■ What to work on ■
Below is a block of records; repeat each one exactly.

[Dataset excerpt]
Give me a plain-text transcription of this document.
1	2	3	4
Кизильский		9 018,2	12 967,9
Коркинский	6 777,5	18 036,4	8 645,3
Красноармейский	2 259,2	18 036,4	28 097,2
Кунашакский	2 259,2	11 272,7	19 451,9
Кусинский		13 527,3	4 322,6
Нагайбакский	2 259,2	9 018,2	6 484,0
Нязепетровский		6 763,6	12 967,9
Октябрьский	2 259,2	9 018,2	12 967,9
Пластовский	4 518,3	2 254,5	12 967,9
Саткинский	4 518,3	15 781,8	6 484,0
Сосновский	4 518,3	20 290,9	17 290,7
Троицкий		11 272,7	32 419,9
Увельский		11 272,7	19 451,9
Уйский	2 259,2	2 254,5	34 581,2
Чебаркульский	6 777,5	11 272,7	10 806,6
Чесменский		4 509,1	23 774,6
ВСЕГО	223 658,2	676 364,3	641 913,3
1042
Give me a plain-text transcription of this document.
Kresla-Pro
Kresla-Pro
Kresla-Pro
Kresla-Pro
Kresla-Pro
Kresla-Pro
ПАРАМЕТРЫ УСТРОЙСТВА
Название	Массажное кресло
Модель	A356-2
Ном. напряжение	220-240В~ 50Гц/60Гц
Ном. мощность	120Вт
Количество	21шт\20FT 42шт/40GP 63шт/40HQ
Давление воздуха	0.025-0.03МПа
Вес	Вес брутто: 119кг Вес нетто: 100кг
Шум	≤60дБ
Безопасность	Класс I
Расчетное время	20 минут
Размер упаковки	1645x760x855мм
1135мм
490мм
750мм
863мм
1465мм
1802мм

■ Solution to this task ■
Give me a plain-text transcription of this document.
1	2	3	4
Кизильский		9 018,2	12 967,9
Коркинский	6 777,5	18 036,4	8 645,3
Красноармейский	2 259,2	18 036,4	28 097,2
Кунашакский	2 259,2	11 272,7	19 451,9
Кусинский		13 527,3	4 322,6
Нагайбакский	2 259,2	9 018,2	6 484,0
Нязепетровский		6 763,6	12 967,9
Октябрьский	2 259,2	9 018,2	12 967,9
Пластовский	4 518,3	2 254,5	12 967,9
Саткинский	4 518,3	15 781,8	6 484,0
Сосновский	4 518,3	20 290,9	17 290,7
Троицкий		11 272,7	32 419,9
Увельский		11 272,7	19 451,9
Уйский	2 259,2	2 254,5	34 581,2
Чебаркульский	6 777,5	11 272,7	10 806,6
Чесменский		4 509,1	23 774,6
ВСЕГО	223 658,2	676 364,3	641 913,3
1042
Give me a plain-text transcription of this document.
Kresla-Pro
Kresla-Pro
Kresla-Pro
Kresla-Pro
Kresla-Pro
Kresla-Pro
ПАРАМЕТРЫ УСТРОЙСТВА
Название	Массажное кресло
Модель	A356-2
Ном. напряжение	220-240В~ 50Гц/60Гц
Ном. мощность	120Вт
Количество	21шт\20FT 42шт/40GP 63шт/40HQ
Давление воздуха	0.025-0.03МПа
Вес	Вес брутто: 119кг Вес нетто: 100кг
Шум	≤60дБ
Безопасность	Класс I
Расчетное время	20 минут
Размер упаковки	1645x760x855мм
1135мм
490мм
750мм
863мм
1465мм
1802мм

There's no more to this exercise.